• _SUPPLIED ENTRIES_
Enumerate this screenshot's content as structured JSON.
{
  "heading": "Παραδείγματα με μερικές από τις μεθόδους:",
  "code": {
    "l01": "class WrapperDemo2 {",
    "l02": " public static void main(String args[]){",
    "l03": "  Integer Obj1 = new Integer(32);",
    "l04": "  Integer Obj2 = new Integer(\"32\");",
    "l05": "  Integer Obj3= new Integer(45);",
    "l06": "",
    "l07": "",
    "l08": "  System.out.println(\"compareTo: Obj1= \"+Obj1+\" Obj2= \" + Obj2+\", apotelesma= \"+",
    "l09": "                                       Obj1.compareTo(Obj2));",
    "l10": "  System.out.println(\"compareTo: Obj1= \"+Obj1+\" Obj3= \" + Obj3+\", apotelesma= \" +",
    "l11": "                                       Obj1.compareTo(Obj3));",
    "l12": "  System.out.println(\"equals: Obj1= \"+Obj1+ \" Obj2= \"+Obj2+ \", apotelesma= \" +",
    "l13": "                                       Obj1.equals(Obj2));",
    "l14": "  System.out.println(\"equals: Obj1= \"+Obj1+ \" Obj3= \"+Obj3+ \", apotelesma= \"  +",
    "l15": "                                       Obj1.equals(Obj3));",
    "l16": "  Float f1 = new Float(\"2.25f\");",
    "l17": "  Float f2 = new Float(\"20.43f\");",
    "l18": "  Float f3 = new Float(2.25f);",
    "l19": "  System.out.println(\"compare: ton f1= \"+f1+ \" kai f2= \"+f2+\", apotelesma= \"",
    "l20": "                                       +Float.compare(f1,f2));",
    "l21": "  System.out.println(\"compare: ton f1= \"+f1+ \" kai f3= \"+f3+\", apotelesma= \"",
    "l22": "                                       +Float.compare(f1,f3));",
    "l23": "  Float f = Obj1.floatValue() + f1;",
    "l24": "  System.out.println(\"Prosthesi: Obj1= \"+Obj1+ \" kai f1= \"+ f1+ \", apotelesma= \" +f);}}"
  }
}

• _WHAT THE TASK REQUIRES_
Here, the records must be output exactly and in full.

• _SOLUTION_
Enumerate this screenshot's content as structured JSON.
{
  "heading": "Παραδείγματα με μερικές από τις μεθόδους:",
  "code": {
    "l01": "class WrapperDemo2 {",
    "l02": " public static void main(String args[]){",
    "l03": "  Integer Obj1 = new Integer(32);",
    "l04": "  Integer Obj2 = new Integer(\"32\");",
    "l05": "  Integer Obj3= new Integer(45);",
    "l06": "",
    "l07": "",
    "l08": "  System.out.println(\"compareTo: Obj1= \"+Obj1+\" Obj2= \" + Obj2+\", apotelesma= \"+",
    "l09": "                                       Obj1.compareTo(Obj2));",
    "l10": "  System.out.println(\"compareTo: Obj1= \"+Obj1+\" Obj3= \" + Obj3+\", apotelesma= \" +",
    "l11": "                                       Obj1.compareTo(Obj3));",
    "l12": "  System.out.println(\"equals: Obj1= \"+Obj1+ \" Obj2= \"+Obj2+ \", apotelesma= \" +",
    "l13": "                                       Obj1.equals(Obj2));",
    "l14": "  System.out.println(\"equals: Obj1= \"+Obj1+ \" Obj3= \"+Obj3+ \", apotelesma= \"  +",
    "l15": "                                       Obj1.equals(Obj3));",
    "l16": "  Float f1 = new Float(\"2.25f\");",
    "l17": "  Float f2 = new Float(\"20.43f\");",
    "l18": "  Float f3 = new Float(2.25f);",
    "l19": "  System.out.println(\"compare: ton f1= \"+f1+ \" kai f2= \"+f2+\", apotelesma= \"",
    "l20": "                                       +Float.compare(f1,f2));",
    "l21": "  System.out.println(\"compare: ton f1= \"+f1+ \" kai f3= \"+f3+\", apotelesma= \"",
    "l22": "                                       +Float.compare(f1,f3));",
    "l23": "  Float f = Obj1.floatValue() + f1;",
    "l24": "  System.out.println(\"Prosthesi: Obj1= \"+Obj1+ \" kai f1= \"+ f1+ \", apotelesma= \" +f);}}"
  }
}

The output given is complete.